→ **Task objective**: Write the records out again exactly, leaving no images in.

→ **Material for this exercise**:
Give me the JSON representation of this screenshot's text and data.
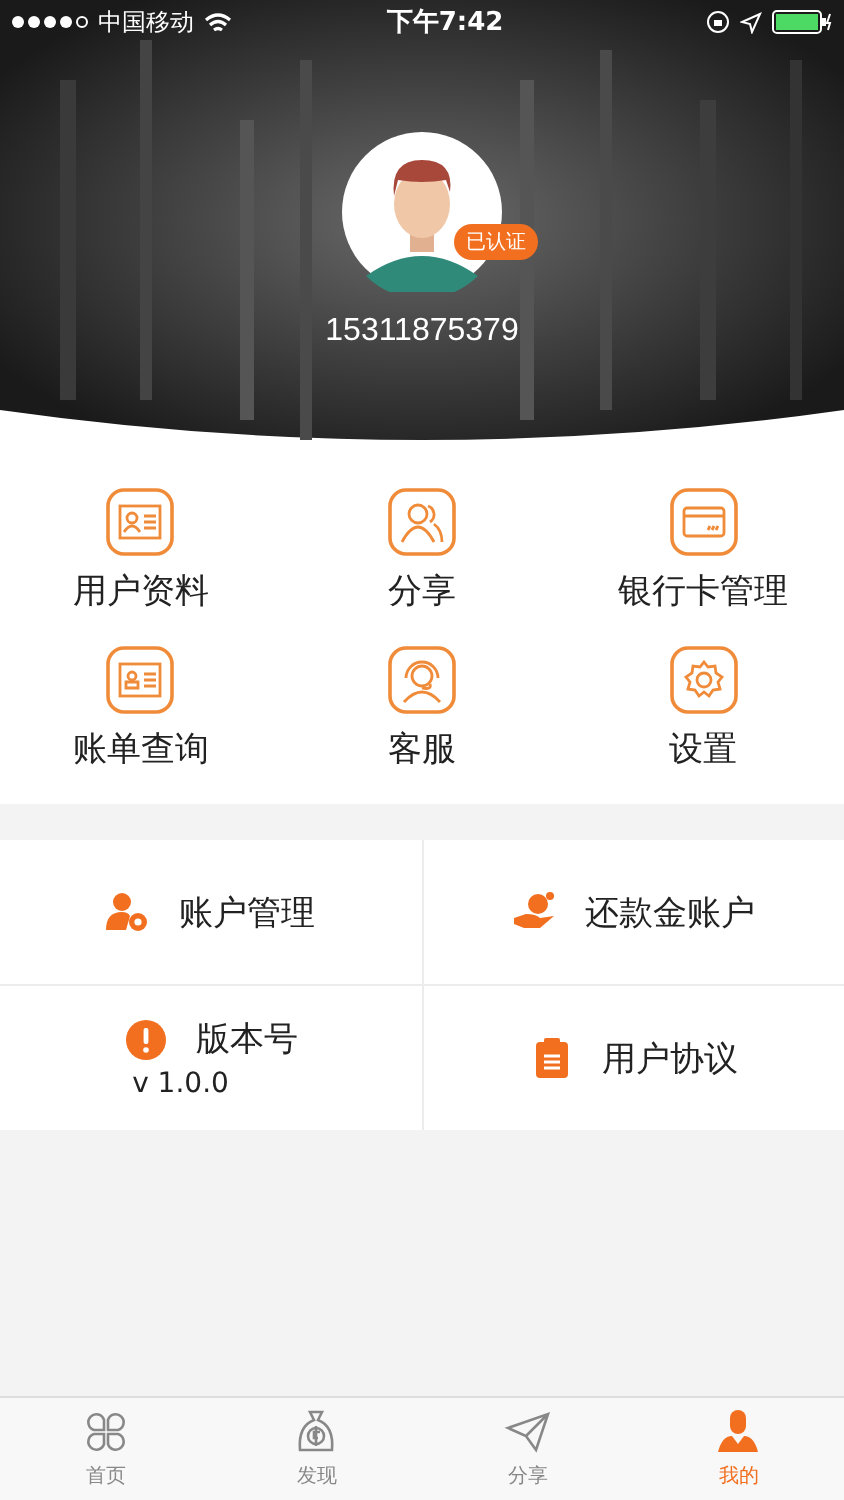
{
  "status_bar": {
    "carrier": "中国移动",
    "time": "下午7:42"
  },
  "profile": {
    "badge": "已认证",
    "phone": "15311875379"
  },
  "grid": [
    {
      "label": "用户资料"
    },
    {
      "label": "分享"
    },
    {
      "label": "银行卡管理"
    },
    {
      "label": "账单查询"
    },
    {
      "label": "客服"
    },
    {
      "label": "设置"
    }
  ],
  "menu": [
    {
      "label": "账户管理"
    },
    {
      "label": "还款金账户"
    },
    {
      "label": "版本号",
      "sub": "v 1.0.0"
    },
    {
      "label": "用户协议"
    }
  ],
  "tabs": [
    {
      "label": "首页",
      "selected": false
    },
    {
      "label": "发现",
      "selected": false
    },
    {
      "label": "分享",
      "selected": false
    },
    {
      "label": "我的",
      "selected": true
    }
  ]
}
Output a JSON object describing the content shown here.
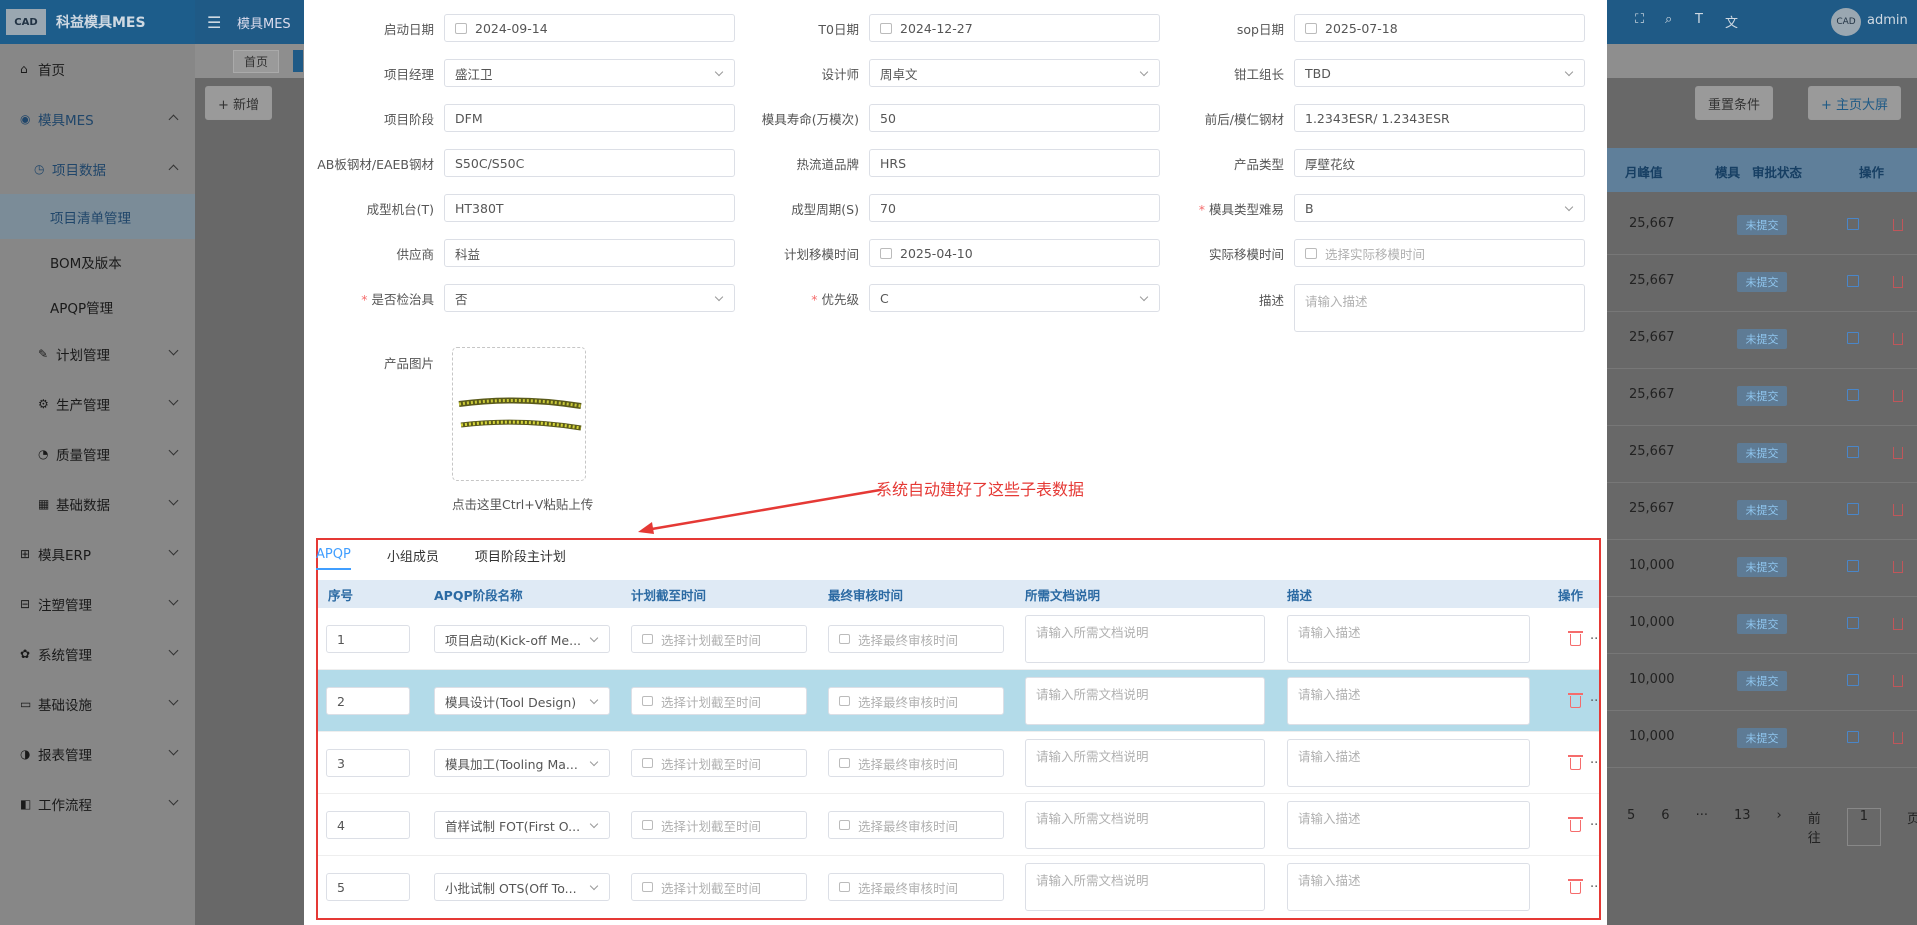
{
  "app": {
    "title": "科益模具MES",
    "logo_text": "CAD",
    "user": "admin"
  },
  "sidebar": {
    "items": [
      {
        "label": "首页",
        "icon": "home-icon"
      },
      {
        "label": "模具MES",
        "icon": "mes-icon"
      },
      {
        "label": "项目数据",
        "icon": "project-icon"
      },
      {
        "label": "项目清单管理"
      },
      {
        "label": "BOM及版本"
      },
      {
        "label": "APQP管理"
      },
      {
        "label": "计划管理",
        "icon": "plan-icon"
      },
      {
        "label": "生产管理",
        "icon": "production-icon"
      },
      {
        "label": "质量管理",
        "icon": "quality-icon"
      },
      {
        "label": "基础数据",
        "icon": "data-icon"
      },
      {
        "label": "模具ERP",
        "icon": "erp-icon"
      },
      {
        "label": "注塑管理",
        "icon": "injection-icon"
      },
      {
        "label": "系统管理",
        "icon": "system-icon"
      },
      {
        "label": "基础设施",
        "icon": "infra-icon"
      },
      {
        "label": "报表管理",
        "icon": "report-icon"
      },
      {
        "label": "工作流程",
        "icon": "workflow-icon"
      }
    ]
  },
  "topbar": {
    "tab_home": "首页",
    "tab_mold": "模具MES"
  },
  "toolbar": {
    "add_label": "+ 新增",
    "reset_label": "重置条件",
    "bigscreen_label": "+ 主页大屏"
  },
  "list_table": {
    "headers": {
      "peak": "月峰值",
      "mold": "模具",
      "status": "审批状态",
      "ops": "操作"
    },
    "rows": [
      {
        "peak": "25,667",
        "status": "未提交"
      },
      {
        "peak": "25,667",
        "status": "未提交"
      },
      {
        "peak": "25,667",
        "status": "未提交"
      },
      {
        "peak": "25,667",
        "status": "未提交"
      },
      {
        "peak": "25,667",
        "status": "未提交"
      },
      {
        "peak": "25,667",
        "status": "未提交"
      },
      {
        "peak": "10,000",
        "status": "未提交"
      },
      {
        "peak": "10,000",
        "status": "未提交"
      },
      {
        "peak": "10,000",
        "status": "未提交"
      },
      {
        "peak": "10,000",
        "status": "未提交"
      }
    ]
  },
  "pagination": {
    "pages": [
      "5",
      "6",
      "···",
      "13"
    ],
    "goto_label": "前往",
    "goto_value": "1",
    "page_suffix": "页"
  },
  "form": {
    "start_date": {
      "label": "启动日期",
      "value": "2024-09-14"
    },
    "t0_date": {
      "label": "T0日期",
      "value": "2024-12-27"
    },
    "sop_date": {
      "label": "sop日期",
      "value": "2025-07-18"
    },
    "pm": {
      "label": "项目经理",
      "value": "盛江卫"
    },
    "designer": {
      "label": "设计师",
      "value": "周卓文"
    },
    "fitter_lead": {
      "label": "钳工组长",
      "value": "TBD"
    },
    "stage": {
      "label": "项目阶段",
      "value": "DFM"
    },
    "mold_life": {
      "label": "模具寿命(万模次)",
      "value": "50"
    },
    "core_steel": {
      "label": "前后/模仁钢材",
      "value": "1.2343ESR/ 1.2343ESR"
    },
    "plate_steel": {
      "label": "AB板钢材/EAEB钢材",
      "value": "S50C/S50C"
    },
    "hot_runner": {
      "label": "热流道品牌",
      "value": "HRS"
    },
    "product_type": {
      "label": "产品类型",
      "value": "厚壁花纹"
    },
    "machine": {
      "label": "成型机台(T)",
      "value": "HT380T"
    },
    "cycle": {
      "label": "成型周期(S)",
      "value": "70"
    },
    "difficulty": {
      "label": "模具类型难易",
      "value": "B"
    },
    "supplier": {
      "label": "供应商",
      "value": "科益"
    },
    "plan_move": {
      "label": "计划移模时间",
      "value": "2025-04-10"
    },
    "actual_move": {
      "label": "实际移模时间",
      "placeholder": "选择实际移模时间"
    },
    "fixture": {
      "label": "是否检治具",
      "value": "否"
    },
    "priority": {
      "label": "优先级",
      "value": "C"
    },
    "desc": {
      "label": "描述",
      "placeholder": "请输入描述"
    },
    "image": {
      "label": "产品图片",
      "hint": "点击这里Ctrl+V粘贴上传"
    }
  },
  "annotation": "系统自动建好了这些子表数据",
  "subtable": {
    "tabs": [
      "APQP",
      "小组成员",
      "项目阶段主计划"
    ],
    "headers": {
      "seq": "序号",
      "stage": "APQP阶段名称",
      "plan": "计划截至时间",
      "review": "最终审核时间",
      "doc": "所需文档说明",
      "desc": "描述",
      "ops": "操作"
    },
    "placeholders": {
      "plan": "选择计划截至时间",
      "review": "选择最终审核时间",
      "doc": "请输入所需文档说明",
      "desc": "请输入描述"
    },
    "rows": [
      {
        "seq": "1",
        "stage": "项目启动(Kick-off Me..."
      },
      {
        "seq": "2",
        "stage": "模具设计(Tool Design)"
      },
      {
        "seq": "3",
        "stage": "模具加工(Tooling Ma..."
      },
      {
        "seq": "4",
        "stage": "首样试制 FOT(First O..."
      },
      {
        "seq": "5",
        "stage": "小批试制 OTS(Off To..."
      }
    ]
  },
  "colors": {
    "accent": "#409eff",
    "annotation": "#e53935",
    "topbar": "#1f5a86",
    "highlight_row": "#b3dbe9"
  }
}
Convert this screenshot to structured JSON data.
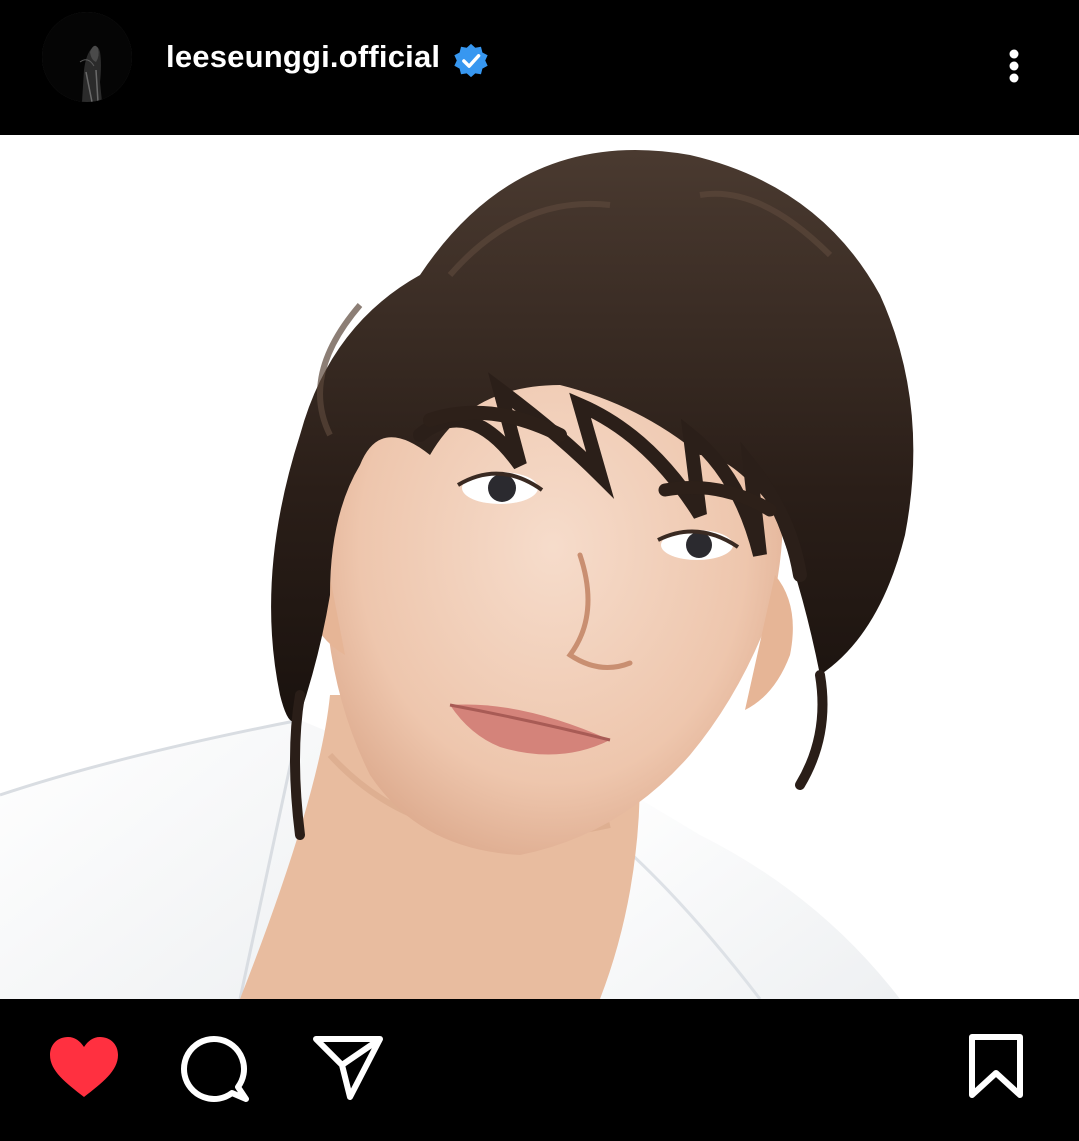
{
  "post": {
    "username": "leeseunggi.official",
    "verified": true,
    "liked": true
  },
  "icons": {
    "avatar": "profile-avatar",
    "verified": "verified-badge-icon",
    "more": "more-options-icon",
    "like": "heart-icon",
    "comment": "comment-icon",
    "share": "paper-plane-icon",
    "save": "bookmark-icon"
  },
  "colors": {
    "background": "#000000",
    "text": "#ffffff",
    "verified": "#3797f0",
    "like": "#ff3040"
  }
}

→ **Complete output**:
Give me the JSON representation of this screenshot's text and data.
{
  "status_bar": {
    "carrier": "中国移动",
    "time": "下午7:42"
  },
  "profile": {
    "badge": "已认证",
    "phone": "15311875379"
  },
  "grid": [
    {
      "label": "用户资料"
    },
    {
      "label": "分享"
    },
    {
      "label": "银行卡管理"
    },
    {
      "label": "账单查询"
    },
    {
      "label": "客服"
    },
    {
      "label": "设置"
    }
  ],
  "menu": [
    {
      "label": "账户管理"
    },
    {
      "label": "还款金账户"
    },
    {
      "label": "版本号",
      "sub": "v 1.0.0"
    },
    {
      "label": "用户协议"
    }
  ],
  "tabs": [
    {
      "label": "首页",
      "selected": false
    },
    {
      "label": "发现",
      "selected": false
    },
    {
      "label": "分享",
      "selected": false
    },
    {
      "label": "我的",
      "selected": true
    }
  ]
}
Output a JSON object describing the content shown here.
{
  "app": {
    "title": "科益模具MES",
    "logo_text": "CAD",
    "user": "admin"
  },
  "sidebar": {
    "items": [
      {
        "label": "首页",
        "icon": "home-icon"
      },
      {
        "label": "模具MES",
        "icon": "mes-icon"
      },
      {
        "label": "项目数据",
        "icon": "project-icon"
      },
      {
        "label": "项目清单管理"
      },
      {
        "label": "BOM及版本"
      },
      {
        "label": "APQP管理"
      },
      {
        "label": "计划管理",
        "icon": "plan-icon"
      },
      {
        "label": "生产管理",
        "icon": "production-icon"
      },
      {
        "label": "质量管理",
        "icon": "quality-icon"
      },
      {
        "label": "基础数据",
        "icon": "data-icon"
      },
      {
        "label": "模具ERP",
        "icon": "erp-icon"
      },
      {
        "label": "注塑管理",
        "icon": "injection-icon"
      },
      {
        "label": "系统管理",
        "icon": "system-icon"
      },
      {
        "label": "基础设施",
        "icon": "infra-icon"
      },
      {
        "label": "报表管理",
        "icon": "report-icon"
      },
      {
        "label": "工作流程",
        "icon": "workflow-icon"
      }
    ]
  },
  "topbar": {
    "tab_home": "首页",
    "tab_mold": "模具MES"
  },
  "toolbar": {
    "add_label": "+ 新增",
    "reset_label": "重置条件",
    "bigscreen_label": "+ 主页大屏"
  },
  "list_table": {
    "headers": {
      "peak": "月峰值",
      "mold": "模具",
      "status": "审批状态",
      "ops": "操作"
    },
    "rows": [
      {
        "peak": "25,667",
        "status": "未提交"
      },
      {
        "peak": "25,667",
        "status": "未提交"
      },
      {
        "peak": "25,667",
        "status": "未提交"
      },
      {
        "peak": "25,667",
        "status": "未提交"
      },
      {
        "peak": "25,667",
        "status": "未提交"
      },
      {
        "peak": "25,667",
        "status": "未提交"
      },
      {
        "peak": "10,000",
        "status": "未提交"
      },
      {
        "peak": "10,000",
        "status": "未提交"
      },
      {
        "peak": "10,000",
        "status": "未提交"
      },
      {
        "peak": "10,000",
        "status": "未提交"
      }
    ]
  },
  "pagination": {
    "pages": [
      "5",
      "6",
      "···",
      "13"
    ],
    "goto_label": "前往",
    "goto_value": "1",
    "page_suffix": "页"
  },
  "form": {
    "start_date": {
      "label": "启动日期",
      "value": "2024-09-14"
    },
    "t0_date": {
      "label": "T0日期",
      "value": "2024-12-27"
    },
    "sop_date": {
      "label": "sop日期",
      "value": "2025-07-18"
    },
    "pm": {
      "label": "项目经理",
      "value": "盛江卫"
    },
    "designer": {
      "label": "设计师",
      "value": "周卓文"
    },
    "fitter_lead": {
      "label": "钳工组长",
      "value": "TBD"
    },
    "stage": {
      "label": "项目阶段",
      "value": "DFM"
    },
    "mold_life": {
      "label": "模具寿命(万模次)",
      "value": "50"
    },
    "core_steel": {
      "label": "前后/模仁钢材",
      "value": "1.2343ESR/ 1.2343ESR"
    },
    "plate_steel": {
      "label": "AB板钢材/EAEB钢材",
      "value": "S50C/S50C"
    },
    "hot_runner": {
      "label": "热流道品牌",
      "value": "HRS"
    },
    "product_type": {
      "label": "产品类型",
      "value": "厚壁花纹"
    },
    "machine": {
      "label": "成型机台(T)",
      "value": "HT380T"
    },
    "cycle": {
      "label": "成型周期(S)",
      "value": "70"
    },
    "difficulty": {
      "label": "模具类型难易",
      "value": "B"
    },
    "supplier": {
      "label": "供应商",
      "value": "科益"
    },
    "plan_move": {
      "label": "计划移模时间",
      "value": "2025-04-10"
    },
    "actual_move": {
      "label": "实际移模时间",
      "placeholder": "选择实际移模时间"
    },
    "fixture": {
      "label": "是否检治具",
      "value": "否"
    },
    "priority": {
      "label": "优先级",
      "value": "C"
    },
    "desc": {
      "label": "描述",
      "placeholder": "请输入描述"
    },
    "image": {
      "label": "产品图片",
      "hint": "点击这里Ctrl+V粘贴上传"
    }
  },
  "annotation": "系统自动建好了这些子表数据",
  "subtable": {
    "tabs": [
      "APQP",
      "小组成员",
      "项目阶段主计划"
    ],
    "headers": {
      "seq": "序号",
      "stage": "APQP阶段名称",
      "plan": "计划截至时间",
      "review": "最终审核时间",
      "doc": "所需文档说明",
      "desc": "描述",
      "ops": "操作"
    },
    "placeholders": {
      "plan": "选择计划截至时间",
      "review": "选择最终审核时间",
      "doc": "请输入所需文档说明",
      "desc": "请输入描述"
    },
    "rows": [
      {
        "seq": "1",
        "stage": "项目启动(Kick-off Me..."
      },
      {
        "seq": "2",
        "stage": "模具设计(Tool Design)"
      },
      {
        "seq": "3",
        "stage": "模具加工(Tooling Ma..."
      },
      {
        "seq": "4",
        "stage": "首样试制 FOT(First O..."
      },
      {
        "seq": "5",
        "stage": "小批试制 OTS(Off To..."
      }
    ]
  },
  "colors": {
    "accent": "#409eff",
    "annotation": "#e53935",
    "topbar": "#1f5a86",
    "highlight_row": "#b3dbe9"
  }
}
Convert this screenshot to structured JSON data.
{
  "post": {
    "username": "leeseunggi.official",
    "verified": true,
    "liked": true
  },
  "icons": {
    "avatar": "profile-avatar",
    "verified": "verified-badge-icon",
    "more": "more-options-icon",
    "like": "heart-icon",
    "comment": "comment-icon",
    "share": "paper-plane-icon",
    "save": "bookmark-icon"
  },
  "colors": {
    "background": "#000000",
    "text": "#ffffff",
    "verified": "#3797f0",
    "like": "#ff3040"
  }
}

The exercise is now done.